Data section:

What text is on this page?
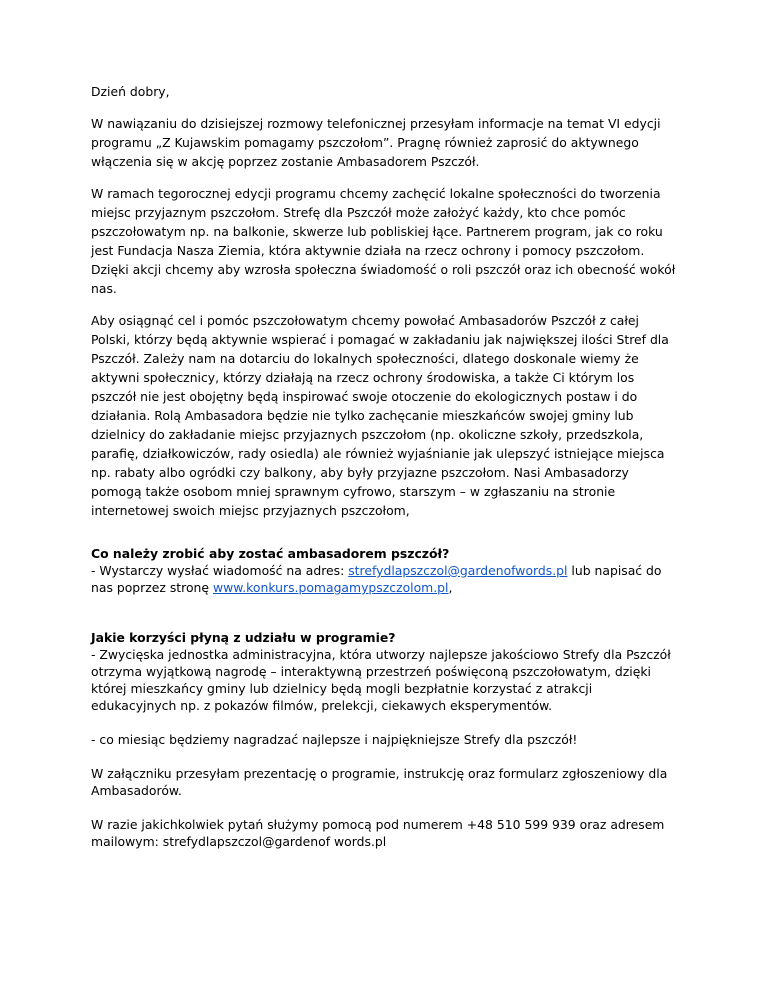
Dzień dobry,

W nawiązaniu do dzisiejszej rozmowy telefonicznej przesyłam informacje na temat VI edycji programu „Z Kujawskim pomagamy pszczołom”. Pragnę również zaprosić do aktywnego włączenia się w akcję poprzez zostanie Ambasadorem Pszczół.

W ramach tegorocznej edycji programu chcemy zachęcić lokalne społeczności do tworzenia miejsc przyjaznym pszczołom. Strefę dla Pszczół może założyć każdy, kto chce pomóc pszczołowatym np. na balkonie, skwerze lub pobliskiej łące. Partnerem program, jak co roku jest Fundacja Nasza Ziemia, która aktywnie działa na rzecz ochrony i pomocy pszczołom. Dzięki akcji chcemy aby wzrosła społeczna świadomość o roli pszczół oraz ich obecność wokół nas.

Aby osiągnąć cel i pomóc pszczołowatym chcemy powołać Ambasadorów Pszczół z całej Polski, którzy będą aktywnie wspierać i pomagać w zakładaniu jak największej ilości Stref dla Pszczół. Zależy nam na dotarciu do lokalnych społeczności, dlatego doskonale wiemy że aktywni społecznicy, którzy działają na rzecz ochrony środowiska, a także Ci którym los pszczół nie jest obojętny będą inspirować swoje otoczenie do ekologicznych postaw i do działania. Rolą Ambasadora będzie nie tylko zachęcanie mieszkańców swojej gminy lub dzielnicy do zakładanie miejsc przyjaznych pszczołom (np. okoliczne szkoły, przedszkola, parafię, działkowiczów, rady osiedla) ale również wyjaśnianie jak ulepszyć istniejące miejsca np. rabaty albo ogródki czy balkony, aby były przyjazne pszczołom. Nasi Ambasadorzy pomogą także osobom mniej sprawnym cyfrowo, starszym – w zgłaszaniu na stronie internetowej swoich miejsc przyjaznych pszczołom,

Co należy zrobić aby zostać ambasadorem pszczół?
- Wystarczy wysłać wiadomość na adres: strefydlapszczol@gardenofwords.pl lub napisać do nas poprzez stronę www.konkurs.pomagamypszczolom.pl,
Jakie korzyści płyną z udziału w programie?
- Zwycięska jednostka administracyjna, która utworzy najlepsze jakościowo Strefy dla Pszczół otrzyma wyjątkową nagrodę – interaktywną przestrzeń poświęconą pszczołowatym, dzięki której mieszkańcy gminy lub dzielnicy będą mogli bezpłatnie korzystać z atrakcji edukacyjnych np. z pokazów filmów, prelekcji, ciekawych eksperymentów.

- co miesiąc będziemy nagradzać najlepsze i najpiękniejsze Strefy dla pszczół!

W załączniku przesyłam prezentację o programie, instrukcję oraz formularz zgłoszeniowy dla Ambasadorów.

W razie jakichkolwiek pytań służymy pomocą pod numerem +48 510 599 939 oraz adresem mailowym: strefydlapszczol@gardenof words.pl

...

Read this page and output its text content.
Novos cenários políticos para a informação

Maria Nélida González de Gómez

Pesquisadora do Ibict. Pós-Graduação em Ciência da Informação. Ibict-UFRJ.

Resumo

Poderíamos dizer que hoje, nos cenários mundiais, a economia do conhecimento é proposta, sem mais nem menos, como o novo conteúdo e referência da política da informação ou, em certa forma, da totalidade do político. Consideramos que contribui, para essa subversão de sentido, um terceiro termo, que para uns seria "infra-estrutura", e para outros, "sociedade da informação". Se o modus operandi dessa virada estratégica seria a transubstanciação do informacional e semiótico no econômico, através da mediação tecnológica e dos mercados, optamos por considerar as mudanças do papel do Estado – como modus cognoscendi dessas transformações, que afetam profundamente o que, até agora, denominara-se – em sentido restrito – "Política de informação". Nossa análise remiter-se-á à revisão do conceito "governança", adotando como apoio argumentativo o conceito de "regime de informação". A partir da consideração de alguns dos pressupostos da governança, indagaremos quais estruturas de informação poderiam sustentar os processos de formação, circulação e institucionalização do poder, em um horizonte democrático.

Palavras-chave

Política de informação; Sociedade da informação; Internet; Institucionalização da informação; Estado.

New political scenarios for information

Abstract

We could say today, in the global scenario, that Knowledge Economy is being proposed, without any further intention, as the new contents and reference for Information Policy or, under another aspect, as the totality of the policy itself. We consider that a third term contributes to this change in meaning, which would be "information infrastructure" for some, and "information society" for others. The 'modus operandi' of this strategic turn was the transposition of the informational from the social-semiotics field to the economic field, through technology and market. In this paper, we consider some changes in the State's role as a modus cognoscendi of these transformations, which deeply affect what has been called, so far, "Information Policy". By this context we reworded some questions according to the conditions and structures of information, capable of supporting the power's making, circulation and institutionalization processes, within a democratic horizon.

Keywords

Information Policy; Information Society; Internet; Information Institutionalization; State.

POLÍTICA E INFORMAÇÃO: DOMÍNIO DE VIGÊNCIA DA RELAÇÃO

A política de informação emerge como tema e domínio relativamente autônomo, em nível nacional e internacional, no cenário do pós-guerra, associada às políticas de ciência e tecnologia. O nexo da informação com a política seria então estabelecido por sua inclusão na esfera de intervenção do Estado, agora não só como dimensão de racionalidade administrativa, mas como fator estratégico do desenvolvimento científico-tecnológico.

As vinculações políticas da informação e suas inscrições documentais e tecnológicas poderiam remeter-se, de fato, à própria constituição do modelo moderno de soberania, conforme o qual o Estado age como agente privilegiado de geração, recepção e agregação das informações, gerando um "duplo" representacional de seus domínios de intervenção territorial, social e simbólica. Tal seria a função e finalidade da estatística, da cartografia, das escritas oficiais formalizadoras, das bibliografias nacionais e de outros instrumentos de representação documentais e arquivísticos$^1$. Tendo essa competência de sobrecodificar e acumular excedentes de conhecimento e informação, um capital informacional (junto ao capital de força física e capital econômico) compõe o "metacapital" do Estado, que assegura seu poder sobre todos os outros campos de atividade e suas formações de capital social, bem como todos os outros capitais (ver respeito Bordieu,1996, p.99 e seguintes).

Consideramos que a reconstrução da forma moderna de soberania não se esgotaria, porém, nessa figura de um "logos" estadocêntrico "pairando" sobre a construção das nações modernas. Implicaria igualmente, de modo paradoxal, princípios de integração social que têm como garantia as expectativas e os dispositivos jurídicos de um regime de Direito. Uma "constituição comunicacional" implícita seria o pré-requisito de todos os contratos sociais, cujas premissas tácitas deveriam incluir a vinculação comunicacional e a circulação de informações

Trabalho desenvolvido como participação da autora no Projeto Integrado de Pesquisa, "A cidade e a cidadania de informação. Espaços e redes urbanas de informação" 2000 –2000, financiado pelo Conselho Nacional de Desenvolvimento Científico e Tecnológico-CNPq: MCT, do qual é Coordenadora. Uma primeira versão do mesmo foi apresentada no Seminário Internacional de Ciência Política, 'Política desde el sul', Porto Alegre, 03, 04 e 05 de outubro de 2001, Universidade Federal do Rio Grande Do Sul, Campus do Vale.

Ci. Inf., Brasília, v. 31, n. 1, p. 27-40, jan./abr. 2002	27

* * *

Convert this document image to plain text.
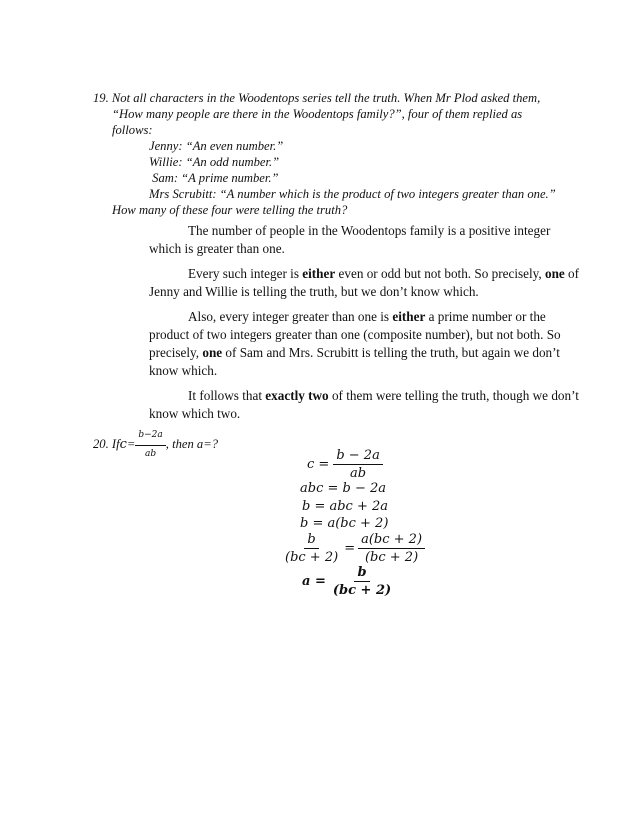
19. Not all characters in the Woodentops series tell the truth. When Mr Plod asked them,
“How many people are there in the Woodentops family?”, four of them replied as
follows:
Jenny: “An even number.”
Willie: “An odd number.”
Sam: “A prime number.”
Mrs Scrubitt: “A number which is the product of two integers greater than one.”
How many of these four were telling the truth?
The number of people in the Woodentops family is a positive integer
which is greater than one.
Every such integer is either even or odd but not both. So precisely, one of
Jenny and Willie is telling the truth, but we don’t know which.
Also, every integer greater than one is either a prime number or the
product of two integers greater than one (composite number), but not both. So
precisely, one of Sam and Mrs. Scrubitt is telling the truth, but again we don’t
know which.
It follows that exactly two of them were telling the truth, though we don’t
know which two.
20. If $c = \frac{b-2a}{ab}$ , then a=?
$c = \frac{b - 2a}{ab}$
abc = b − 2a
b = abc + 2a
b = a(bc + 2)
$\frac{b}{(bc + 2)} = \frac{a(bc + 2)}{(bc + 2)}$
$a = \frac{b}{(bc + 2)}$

To do:
From the entries, copy out each line containing the word "Jenny".

Written solution:
Jenny: “An even number.”
Jenny and Willie is telling the truth, but we don’t know which.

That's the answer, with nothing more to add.